TASK DETAILS - Find the word "Использовать" in the data. Return every line where it appears.

▬▬▬▬▬▬▬▬▬▬

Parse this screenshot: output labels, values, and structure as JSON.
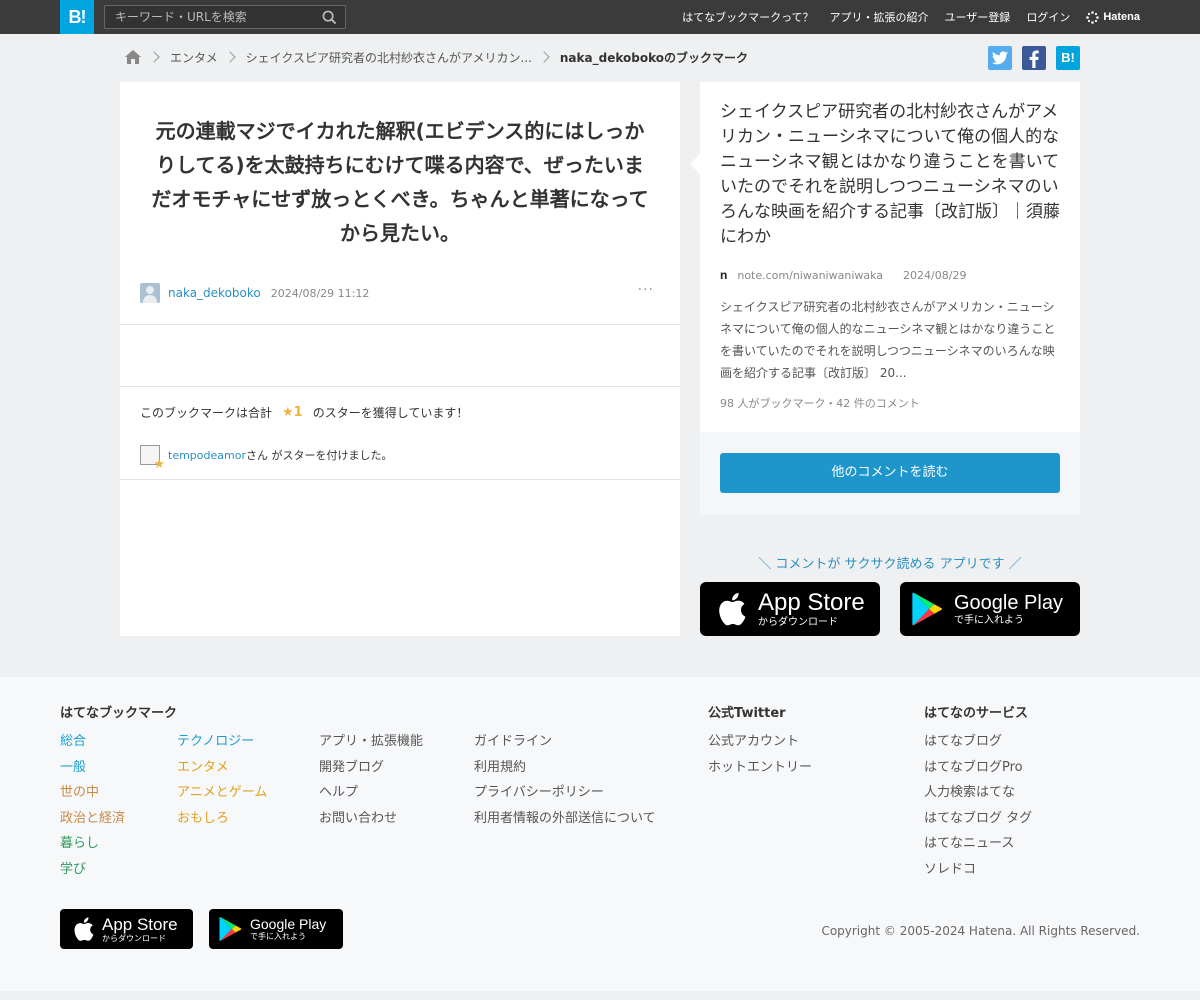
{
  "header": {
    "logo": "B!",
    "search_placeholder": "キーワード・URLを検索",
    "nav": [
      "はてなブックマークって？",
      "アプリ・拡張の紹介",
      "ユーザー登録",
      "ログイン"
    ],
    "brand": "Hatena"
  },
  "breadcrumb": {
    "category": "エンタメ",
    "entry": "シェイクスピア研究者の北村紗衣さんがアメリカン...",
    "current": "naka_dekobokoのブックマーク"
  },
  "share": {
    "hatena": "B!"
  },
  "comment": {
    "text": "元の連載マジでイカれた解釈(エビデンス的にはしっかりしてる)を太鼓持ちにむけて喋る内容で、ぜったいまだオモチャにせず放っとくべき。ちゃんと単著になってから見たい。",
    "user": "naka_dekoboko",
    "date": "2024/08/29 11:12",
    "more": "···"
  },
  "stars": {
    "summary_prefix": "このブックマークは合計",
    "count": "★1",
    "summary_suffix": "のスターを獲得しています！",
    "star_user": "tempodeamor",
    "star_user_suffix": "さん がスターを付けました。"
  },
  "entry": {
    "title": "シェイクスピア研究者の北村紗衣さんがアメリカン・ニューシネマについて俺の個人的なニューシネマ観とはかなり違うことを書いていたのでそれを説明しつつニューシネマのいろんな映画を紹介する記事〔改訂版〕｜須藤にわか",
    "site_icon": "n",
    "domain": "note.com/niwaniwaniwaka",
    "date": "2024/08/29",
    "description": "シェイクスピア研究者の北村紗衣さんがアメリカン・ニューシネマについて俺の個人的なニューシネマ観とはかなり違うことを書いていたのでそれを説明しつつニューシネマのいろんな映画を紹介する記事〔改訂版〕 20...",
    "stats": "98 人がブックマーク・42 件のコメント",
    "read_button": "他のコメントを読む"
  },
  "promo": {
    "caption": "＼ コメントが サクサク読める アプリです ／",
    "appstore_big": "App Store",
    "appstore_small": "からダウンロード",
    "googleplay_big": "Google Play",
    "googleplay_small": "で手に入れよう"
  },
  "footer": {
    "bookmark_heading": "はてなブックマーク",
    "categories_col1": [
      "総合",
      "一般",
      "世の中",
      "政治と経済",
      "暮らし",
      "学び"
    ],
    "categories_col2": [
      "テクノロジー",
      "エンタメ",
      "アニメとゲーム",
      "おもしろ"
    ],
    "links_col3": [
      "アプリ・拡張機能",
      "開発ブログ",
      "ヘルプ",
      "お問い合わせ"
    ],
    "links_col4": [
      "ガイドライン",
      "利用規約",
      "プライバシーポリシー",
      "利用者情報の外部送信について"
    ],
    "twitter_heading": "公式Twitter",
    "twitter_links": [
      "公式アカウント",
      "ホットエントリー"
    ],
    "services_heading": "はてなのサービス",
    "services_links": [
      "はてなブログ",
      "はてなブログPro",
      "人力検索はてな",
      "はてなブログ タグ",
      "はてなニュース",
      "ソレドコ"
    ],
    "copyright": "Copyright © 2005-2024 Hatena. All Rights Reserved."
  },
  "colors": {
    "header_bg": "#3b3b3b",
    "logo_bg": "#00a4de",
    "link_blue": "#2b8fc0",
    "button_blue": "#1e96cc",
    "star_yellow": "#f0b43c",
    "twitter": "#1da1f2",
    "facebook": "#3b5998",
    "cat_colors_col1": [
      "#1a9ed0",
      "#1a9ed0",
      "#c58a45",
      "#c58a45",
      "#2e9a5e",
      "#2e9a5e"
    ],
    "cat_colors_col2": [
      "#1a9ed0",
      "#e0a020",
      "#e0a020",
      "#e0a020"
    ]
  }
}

▬▬▬▬▬▬▬▬▬▬

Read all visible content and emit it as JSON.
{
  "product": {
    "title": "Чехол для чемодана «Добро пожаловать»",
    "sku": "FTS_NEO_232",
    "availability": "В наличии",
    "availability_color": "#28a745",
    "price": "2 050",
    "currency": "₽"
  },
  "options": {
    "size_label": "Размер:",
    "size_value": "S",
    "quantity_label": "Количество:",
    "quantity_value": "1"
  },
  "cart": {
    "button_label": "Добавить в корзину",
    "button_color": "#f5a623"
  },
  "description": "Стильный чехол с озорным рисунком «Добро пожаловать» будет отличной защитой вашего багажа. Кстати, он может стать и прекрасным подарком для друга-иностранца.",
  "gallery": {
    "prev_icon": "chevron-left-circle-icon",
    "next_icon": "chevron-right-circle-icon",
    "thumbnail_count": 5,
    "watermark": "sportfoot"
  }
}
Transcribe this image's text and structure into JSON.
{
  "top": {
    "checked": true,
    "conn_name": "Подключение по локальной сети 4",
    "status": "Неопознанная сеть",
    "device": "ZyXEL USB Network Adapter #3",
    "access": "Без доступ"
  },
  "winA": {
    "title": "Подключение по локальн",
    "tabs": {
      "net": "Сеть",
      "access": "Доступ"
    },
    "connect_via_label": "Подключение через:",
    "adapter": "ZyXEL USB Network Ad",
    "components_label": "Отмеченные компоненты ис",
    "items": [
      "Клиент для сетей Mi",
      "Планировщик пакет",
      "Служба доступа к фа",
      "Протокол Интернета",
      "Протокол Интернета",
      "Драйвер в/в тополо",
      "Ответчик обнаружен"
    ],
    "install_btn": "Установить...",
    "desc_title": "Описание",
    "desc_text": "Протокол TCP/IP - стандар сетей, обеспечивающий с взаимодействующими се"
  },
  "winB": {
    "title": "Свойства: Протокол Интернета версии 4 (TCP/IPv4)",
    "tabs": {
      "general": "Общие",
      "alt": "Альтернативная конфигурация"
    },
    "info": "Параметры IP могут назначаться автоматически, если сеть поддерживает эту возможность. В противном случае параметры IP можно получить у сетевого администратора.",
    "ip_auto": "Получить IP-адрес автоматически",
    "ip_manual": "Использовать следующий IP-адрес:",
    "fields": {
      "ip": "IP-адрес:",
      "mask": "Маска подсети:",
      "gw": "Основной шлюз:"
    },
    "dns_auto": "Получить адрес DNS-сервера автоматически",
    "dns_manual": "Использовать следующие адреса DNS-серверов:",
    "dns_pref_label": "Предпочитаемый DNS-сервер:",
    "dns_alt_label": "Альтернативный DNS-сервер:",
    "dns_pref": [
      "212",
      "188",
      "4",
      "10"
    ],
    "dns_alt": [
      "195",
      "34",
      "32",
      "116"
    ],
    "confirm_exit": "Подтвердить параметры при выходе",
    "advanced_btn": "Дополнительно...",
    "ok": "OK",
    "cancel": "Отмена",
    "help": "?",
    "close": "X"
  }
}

▬▬▬▬▬▬▬▬▬▬

FINISHED EXERCISE -
    "ip_manual": "Использовать следующий IP-адрес:",
    "dns_manual": "Использовать следующие адреса DNS-серверов:",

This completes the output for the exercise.